Transcribe all of the material below word for word and leave out its pictures.
━━━ RECORDS SUPPLIED
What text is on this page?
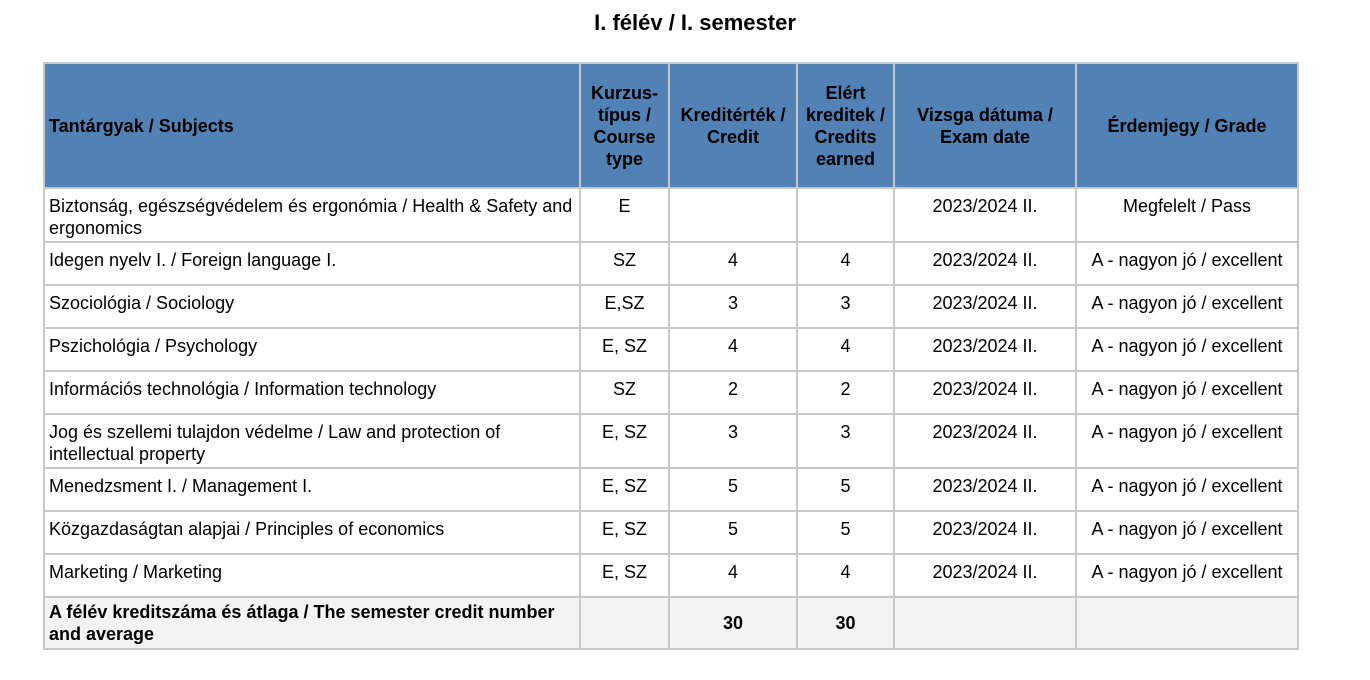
I. félév / I. semester
Tantárgyak / Subjects	Kurzus-típus / Course type	Kreditérték / Credit	Elért kreditek / Credits earned	Vizsga dátuma / Exam date	Érdemjegy / Grade
Biztonság, egészségvédelem és ergonómia / Health & Safety and ergonomics	E			2023/2024 II.	Megfelelt / Pass
Idegen nyelv I. / Foreign language I.	SZ	4	4	2023/2024 II.	A - nagyon jó / excellent
Szociológia / Sociology	E,SZ	3	3	2023/2024 II.	A - nagyon jó / excellent
Pszichológia / Psychology	E, SZ	4	4	2023/2024 II.	A - nagyon jó / excellent
Információs technológia / Information technology	SZ	2	2	2023/2024 II.	A - nagyon jó / excellent
Jog és szellemi tulajdon védelme / Law and protection of intellectual property	E, SZ	3	3	2023/2024 II.	A - nagyon jó / excellent
Menedzsment I. / Management I.	E, SZ	5	5	2023/2024 II.	A - nagyon jó / excellent
Közgazdaságtan alapjai / Principles of economics	E, SZ	5	5	2023/2024 II.	A - nagyon jó / excellent
Marketing / Marketing	E, SZ	4	4	2023/2024 II.	A - nagyon jó / excellent
A félév kreditszáma és átlaga / The semester credit number and average		30	30		
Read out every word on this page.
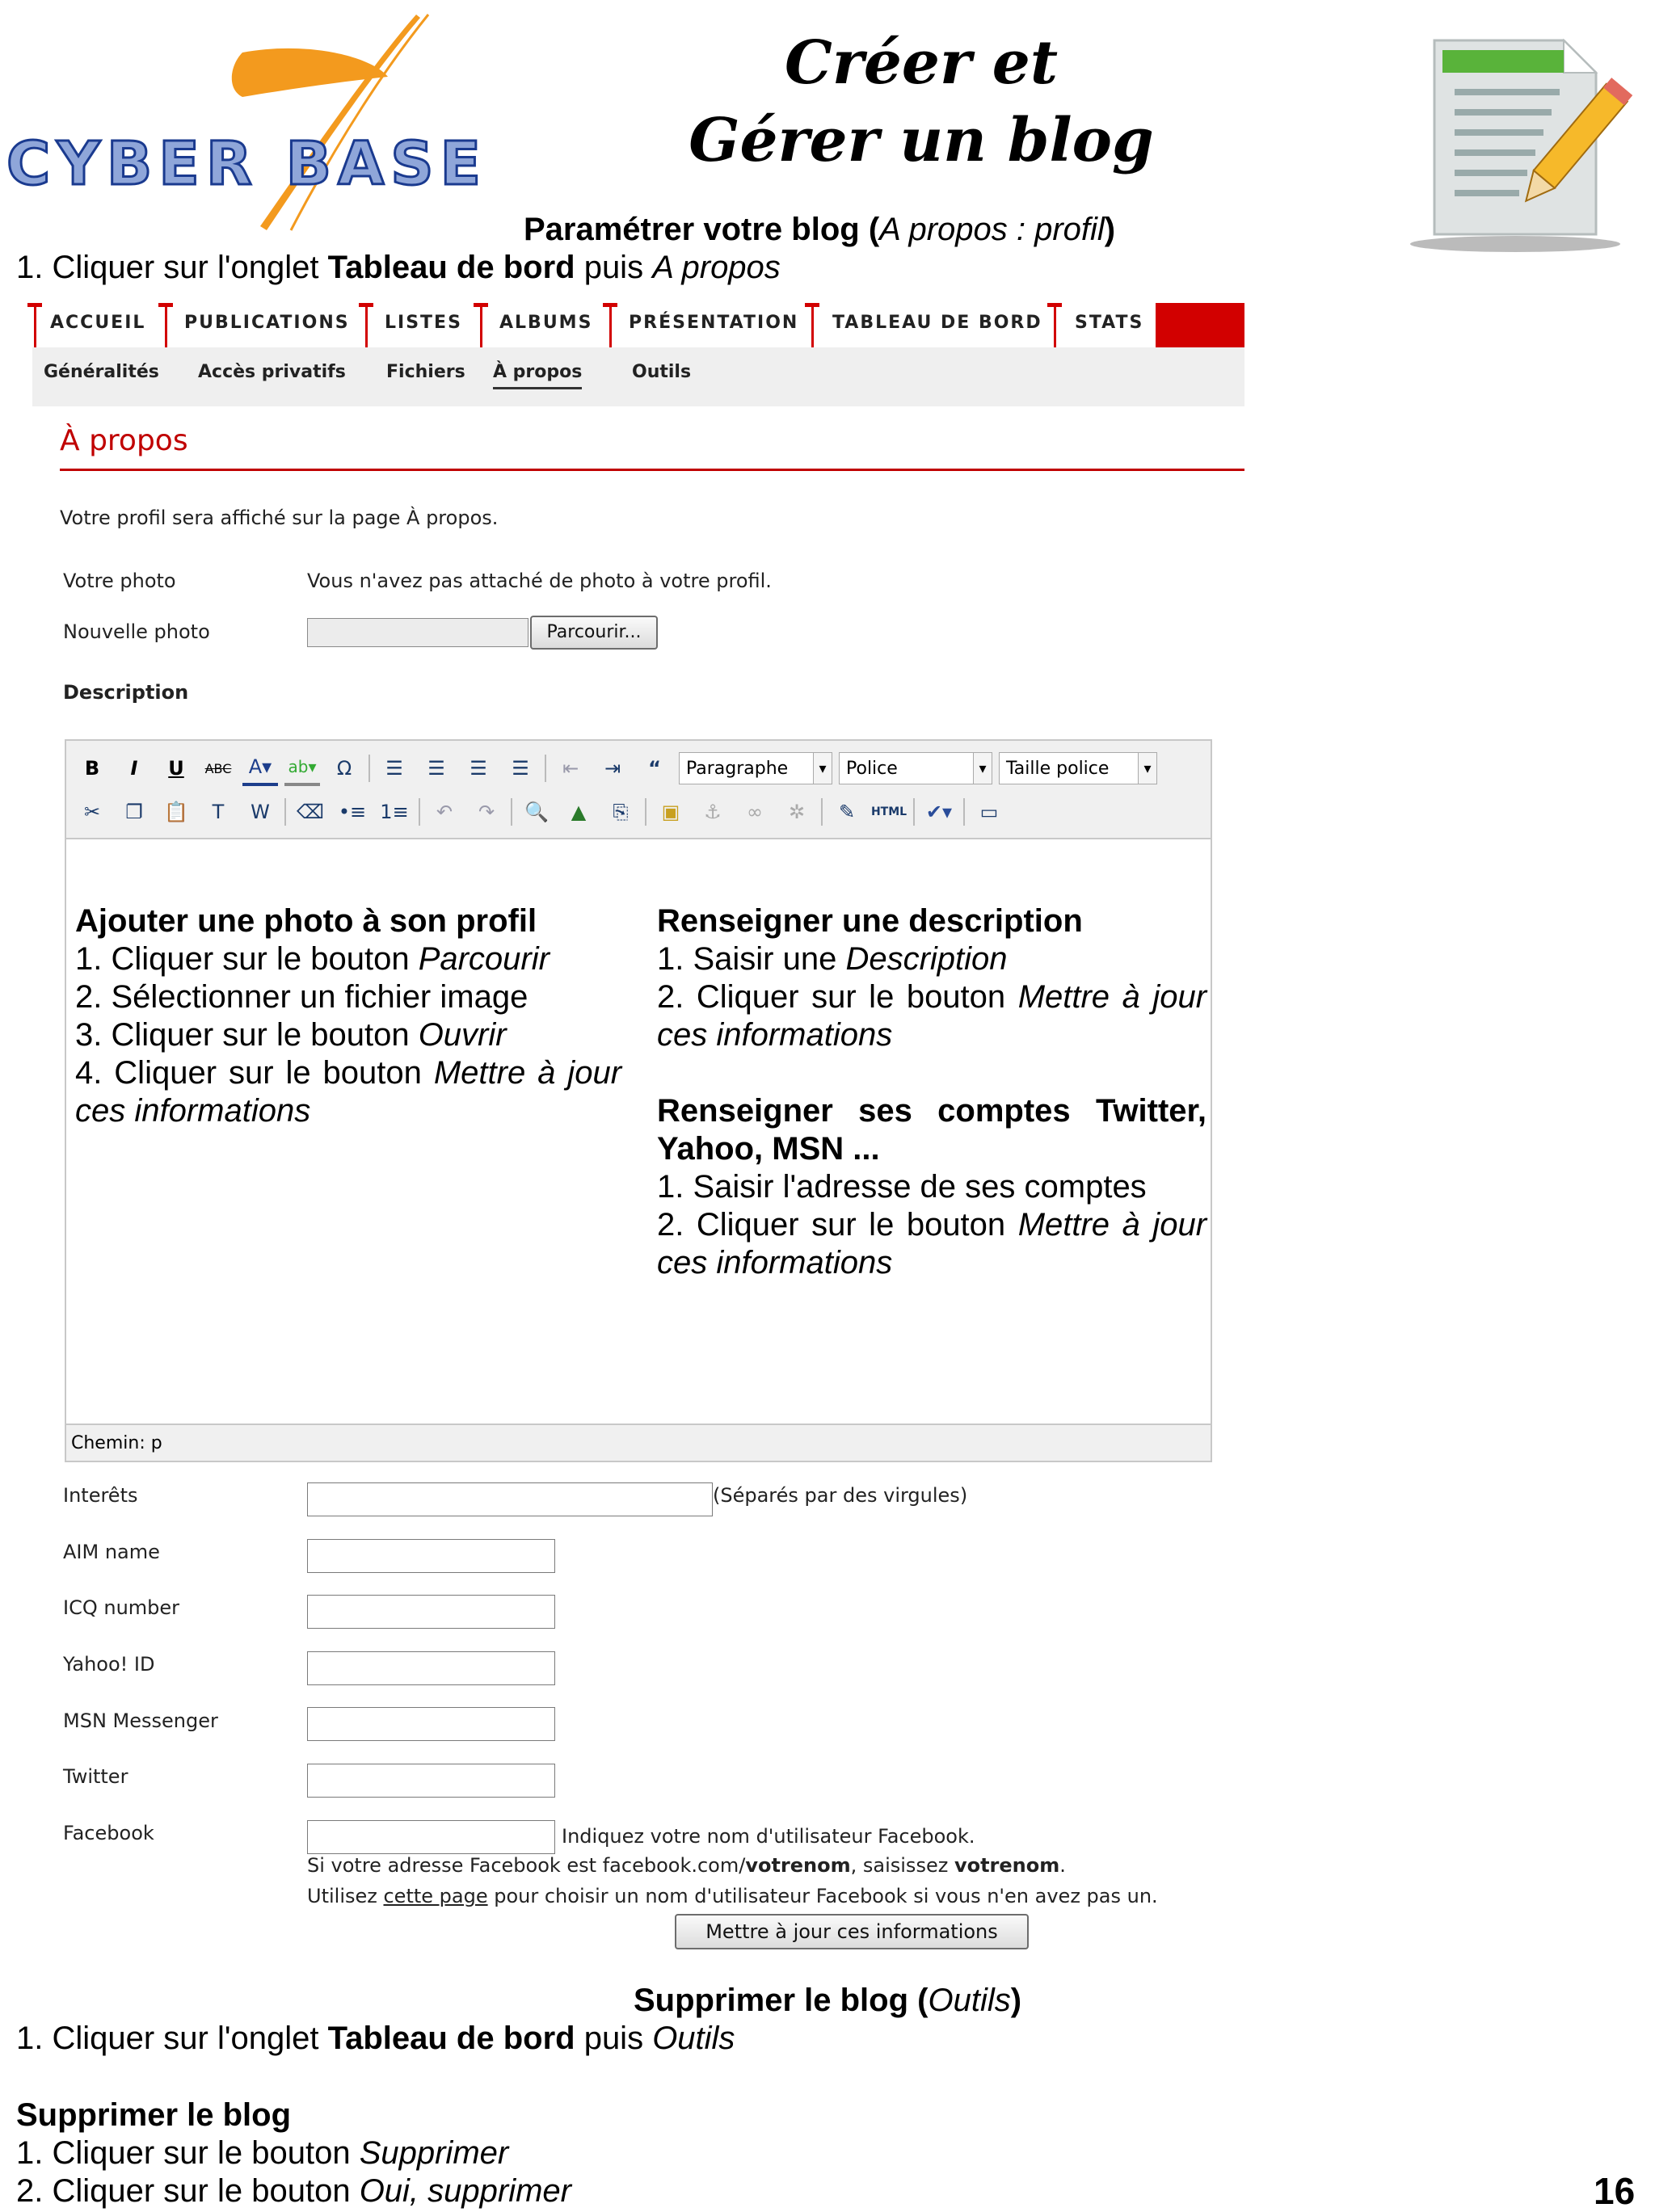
CYBER BASE
Créer et
Gérer un blog
Paramétrer votre blog (A propos : profil)
1. Cliquer sur l'onglet Tableau de bord puis A propos
ACCUEIL PUBLICATIONS LISTES ALBUMS PRÉSENTATION TABLEAU DE BORD STATS
Généralités Accès privatifs Fichiers À propos	Outils
À propos
Votre profil sera affiché sur la page À propos.
Votre photo	Vous n'avez pas attaché de photo à votre profil.
Nouvelle photo	Parcourir...
Description
B	I	U	ABC A▾	ab▾	Ω	☰	☰	☰	☰	⇤	⇥	“	Paragraphe ▾	Police ▾	Taille police ▾
✂	❐	📋	T	W	⌫ •≡ 1≡	↶	↷	🔍	▲	⎘	▣	⚓	∞	✲	✎	HTML ✔▾	▭
Chemin: p
Ajouter une photo à son profil
1. Cliquer sur le bouton Parcourir
2. Sélectionner un fichier image
3. Cliquer sur le bouton Ouvrir
4. Cliquer sur le bouton Mettre à jour ces informations
Renseigner une description
1. Saisir une Description
2. Cliquer sur le bouton Mettre à jour ces informations
Renseigner ses comptes Twitter, Yahoo, MSN ...
1. Saisir l'adresse de ses comptes
2. Cliquer sur le bouton Mettre à jour ces informations
Interêts	(Séparés par des virgules)
AIM name
ICQ number
Yahoo! ID
MSN Messenger
Twitter
Facebook	Indiquez votre nom d'utilisateur Facebook.
Si votre adresse Facebook est facebook.com/votrenom, saisissez votrenom.
Utilisez cette page pour choisir un nom d'utilisateur Facebook si vous n'en avez pas un.
Mettre à jour ces informations
Supprimer le blog (Outils)
1. Cliquer sur l'onglet Tableau de bord puis Outils
Supprimer le blog
1. Cliquer sur le bouton Supprimer
2. Cliquer sur le bouton Oui, supprimer	16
━━━━━━
### COMPLETED EXERCISE
What text is on this page?
I. félév / I. semester
Tantárgyak / Subjects	Kurzus-típus / Course type	Kreditérték / Credit	Elért kreditek / Credits earned	Vizsga dátuma / Exam date	Érdemjegy / Grade
Biztonság, egészségvédelem és ergonómia / Health & Safety and ergonomics	E			2023/2024 II.	Megfelelt / Pass
Idegen nyelv I. / Foreign language I.	SZ	4	4	2023/2024 II.	A - nagyon jó / excellent
Szociológia / Sociology	E,SZ	3	3	2023/2024 II.	A - nagyon jó / excellent
Pszichológia / Psychology	E, SZ	4	4	2023/2024 II.	A - nagyon jó / excellent
Információs technológia / Information technology	SZ	2	2	2023/2024 II.	A - nagyon jó / excellent
Jog és szellemi tulajdon védelme / Law and protection of intellectual property	E, SZ	3	3	2023/2024 II.	A - nagyon jó / excellent
Menedzsment I. / Management I.	E, SZ	5	5	2023/2024 II.	A - nagyon jó / excellent
Közgazdaságtan alapjai / Principles of economics	E, SZ	5	5	2023/2024 II.	A - nagyon jó / excellent
Marketing / Marketing	E, SZ	4	4	2023/2024 II.	A - nagyon jó / excellent
A félév kreditszáma és átlaga / The semester credit number and average		30	30		
Read out every word on this page.
CYBER BASE
Créer et
Gérer un blog
Paramétrer votre blog (A propos : profil)
1. Cliquer sur l'onglet Tableau de bord puis A propos
ACCUEIL PUBLICATIONS LISTES ALBUMS PRÉSENTATION TABLEAU DE BORD STATS
Généralités Accès privatifs Fichiers À propos	Outils
À propos
Votre profil sera affiché sur la page À propos.
Votre photo	Vous n'avez pas attaché de photo à votre profil.
Nouvelle photo	Parcourir...
Description
B	I	U	ABC A▾	ab▾	Ω	☰	☰	☰	☰	⇤	⇥	“	Paragraphe ▾	Police ▾	Taille police ▾
✂	❐	📋	T	W	⌫ •≡ 1≡	↶	↷	🔍	▲	⎘	▣	⚓	∞	✲	✎	HTML ✔▾	▭
Chemin: p
Ajouter une photo à son profil
1. Cliquer sur le bouton Parcourir
2. Sélectionner un fichier image
3. Cliquer sur le bouton Ouvrir
4. Cliquer sur le bouton Mettre à jour ces informations
Renseigner une description
1. Saisir une Description
2. Cliquer sur le bouton Mettre à jour ces informations
Renseigner ses comptes Twitter, Yahoo, MSN ...
1. Saisir l'adresse de ses comptes
2. Cliquer sur le bouton Mettre à jour ces informations
Interêts	(Séparés par des virgules)
AIM name
ICQ number
Yahoo! ID
MSN Messenger
Twitter
Facebook	Indiquez votre nom d'utilisateur Facebook.
Si votre adresse Facebook est facebook.com/votrenom, saisissez votrenom.
Utilisez cette page pour choisir un nom d'utilisateur Facebook si vous n'en avez pas un.
Mettre à jour ces informations
Supprimer le blog (Outils)
1. Cliquer sur l'onglet Tableau de bord puis Outils
Supprimer le blog
1. Cliquer sur le bouton Supprimer
2. Cliquer sur le bouton Oui, supprimer	16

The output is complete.